### Work instructions
Return the listing below exactly, with the pictures dropped.

### Dataset rows
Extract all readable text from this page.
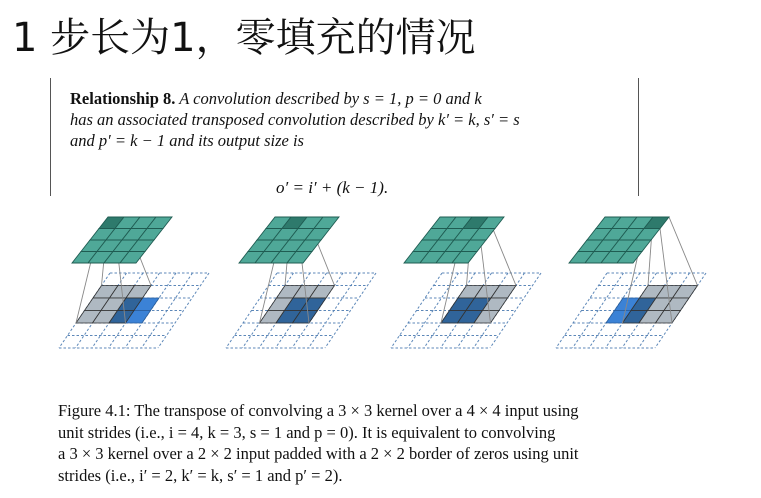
1 步长为1，零填充的情况
Relationship 8. A convolution described by s = 1, p = 0 and k
has an associated transposed convolution described by k′ = k, s′ = s
and p′ = k − 1 and its output size is
o′ = i′ + (k − 1).
Figure 4.1: The transpose of convolving a 3 × 3 kernel over a 4 × 4 input using
unit strides (i.e., i = 4, k = 3, s = 1 and p = 0). It is equivalent to convolving
a 3 × 3 kernel over a 2 × 2 input padded with a 2 × 2 border of zeros using unit
strides (i.e., i′ = 2, k′ = k, s′ = 1 and p′ = 2).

### Solution to this problem
Extract all readable text from this page.
1 步长为1，零填充的情况
Relationship 8. A convolution described by s = 1, p = 0 and k
has an associated transposed convolution described by k′ = k, s′ = s
and p′ = k − 1 and its output size is
o′ = i′ + (k − 1).
Figure 4.1: The transpose of convolving a 3 × 3 kernel over a 4 × 4 input using
unit strides (i.e., i = 4, k = 3, s = 1 and p = 0). It is equivalent to convolving
a 3 × 3 kernel over a 2 × 2 input padded with a 2 × 2 border of zeros using unit
strides (i.e., i′ = 2, k′ = k, s′ = 1 and p′ = 2).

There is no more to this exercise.